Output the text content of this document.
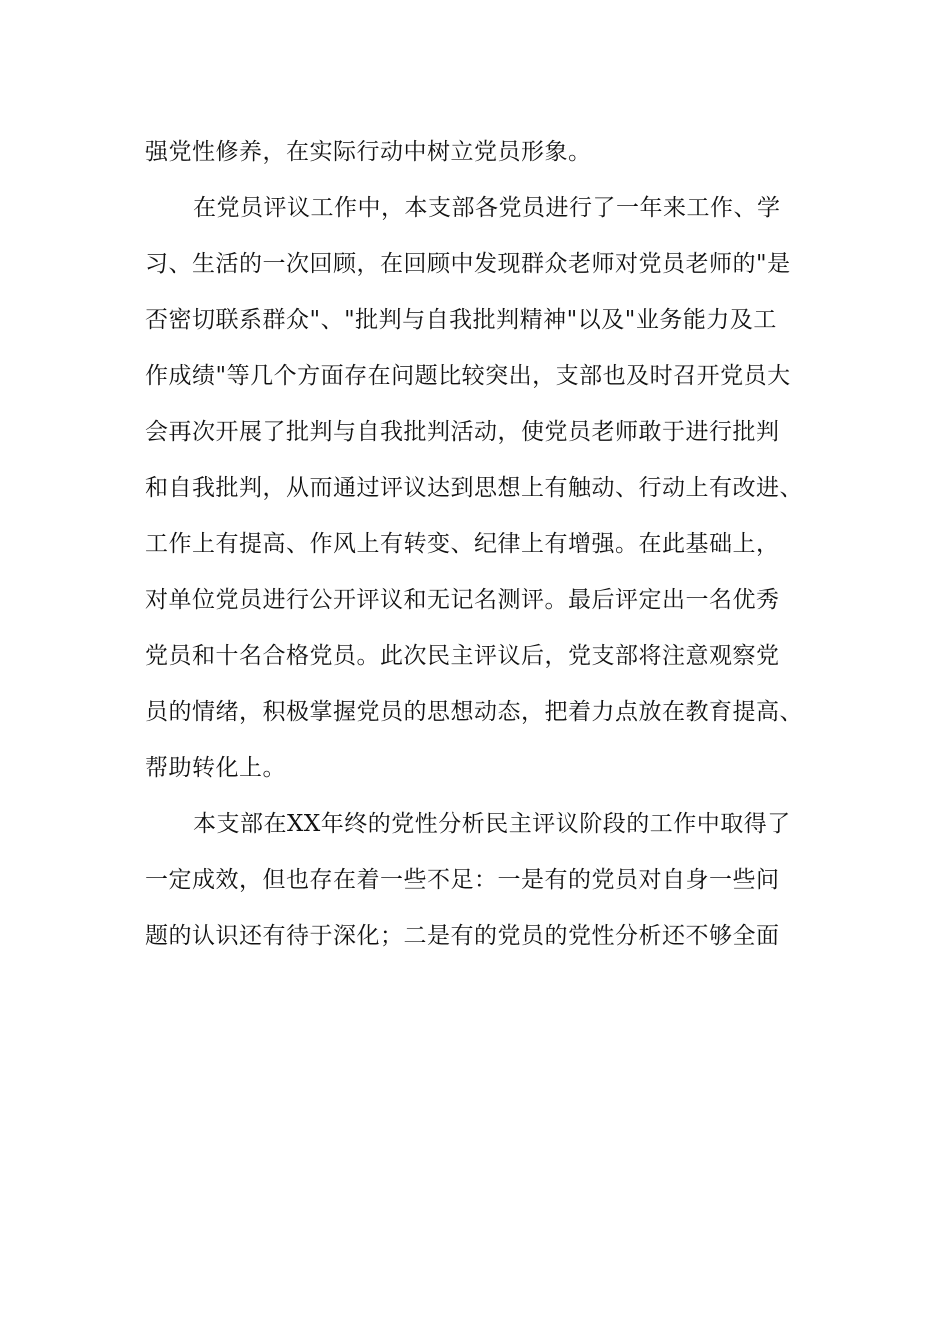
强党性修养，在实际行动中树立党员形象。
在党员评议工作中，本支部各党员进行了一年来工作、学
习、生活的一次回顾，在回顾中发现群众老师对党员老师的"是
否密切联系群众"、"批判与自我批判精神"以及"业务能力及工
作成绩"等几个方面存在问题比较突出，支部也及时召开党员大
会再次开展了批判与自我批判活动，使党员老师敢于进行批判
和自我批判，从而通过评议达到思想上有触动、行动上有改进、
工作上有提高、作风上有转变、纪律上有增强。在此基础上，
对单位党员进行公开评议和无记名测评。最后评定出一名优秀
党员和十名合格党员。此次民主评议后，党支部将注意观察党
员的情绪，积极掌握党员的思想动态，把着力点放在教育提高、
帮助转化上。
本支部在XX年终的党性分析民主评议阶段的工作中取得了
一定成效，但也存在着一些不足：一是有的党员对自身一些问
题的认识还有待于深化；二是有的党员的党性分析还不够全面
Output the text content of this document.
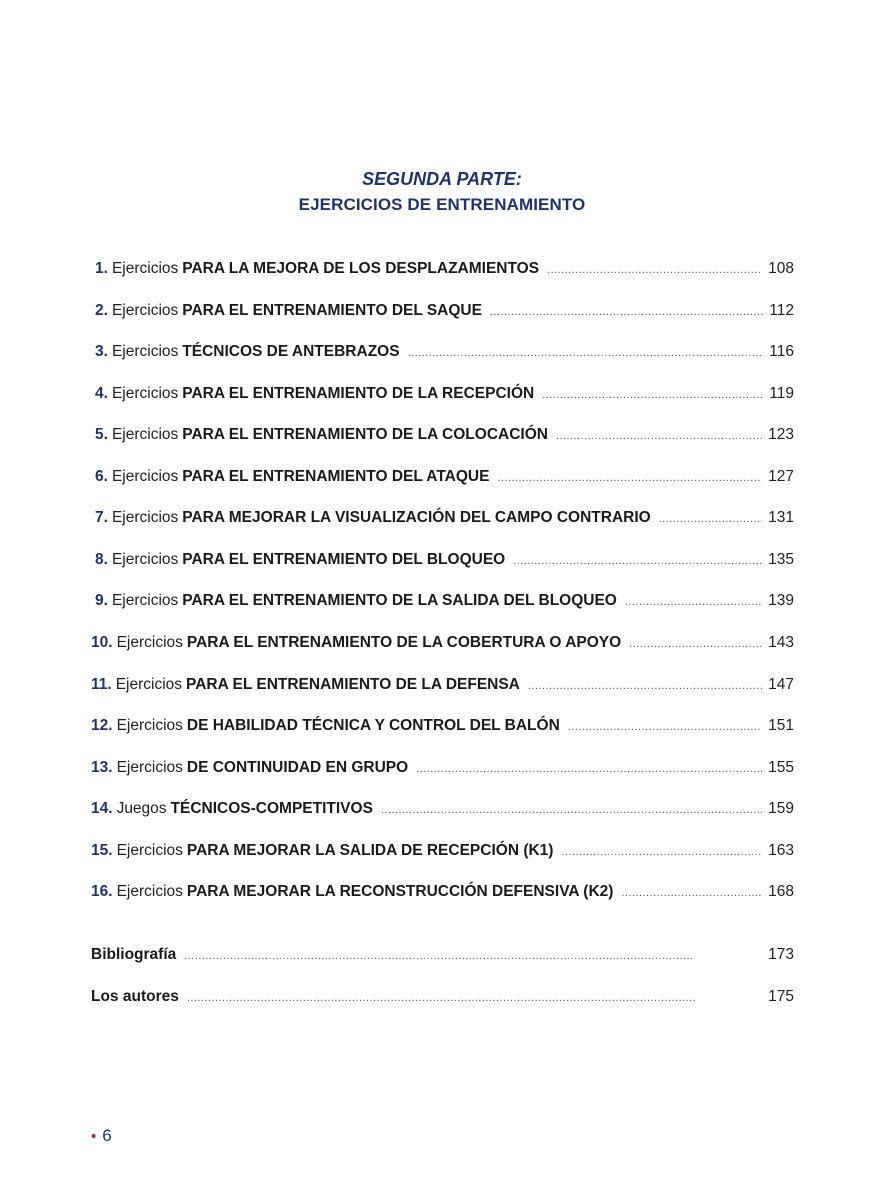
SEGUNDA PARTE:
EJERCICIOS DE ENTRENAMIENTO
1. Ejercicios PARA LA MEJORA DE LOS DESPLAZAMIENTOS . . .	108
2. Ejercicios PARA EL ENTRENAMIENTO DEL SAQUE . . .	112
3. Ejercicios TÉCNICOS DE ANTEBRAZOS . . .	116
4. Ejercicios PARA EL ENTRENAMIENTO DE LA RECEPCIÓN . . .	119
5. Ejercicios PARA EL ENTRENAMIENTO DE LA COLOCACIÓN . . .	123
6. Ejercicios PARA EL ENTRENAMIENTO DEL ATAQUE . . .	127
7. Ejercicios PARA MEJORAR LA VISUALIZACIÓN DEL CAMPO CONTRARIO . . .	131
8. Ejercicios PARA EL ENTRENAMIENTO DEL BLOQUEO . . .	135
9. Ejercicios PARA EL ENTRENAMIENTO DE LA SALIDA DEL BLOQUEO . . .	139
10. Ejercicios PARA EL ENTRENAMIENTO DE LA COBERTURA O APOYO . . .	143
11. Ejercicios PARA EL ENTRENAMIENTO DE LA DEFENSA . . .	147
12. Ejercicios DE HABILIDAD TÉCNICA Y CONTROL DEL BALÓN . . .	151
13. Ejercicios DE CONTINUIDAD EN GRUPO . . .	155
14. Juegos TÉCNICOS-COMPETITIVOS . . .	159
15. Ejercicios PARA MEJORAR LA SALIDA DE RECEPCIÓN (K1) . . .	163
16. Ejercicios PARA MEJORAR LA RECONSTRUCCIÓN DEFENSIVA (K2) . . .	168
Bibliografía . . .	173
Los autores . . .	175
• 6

□ □ □ □ □

Copy out every line in the listing where the word "MEJORAR" appears.

7. Ejercicios PARA MEJORAR LA VISUALIZACIÓN DEL CAMPO CONTRARIO . . .	131
15. Ejercicios PARA MEJORAR LA SALIDA DE RECEPCIÓN (K1) . . .	163
16. Ejercicios PARA MEJORAR LA RECONSTRUCCIÓN DEFENSIVA (K2) . . .	168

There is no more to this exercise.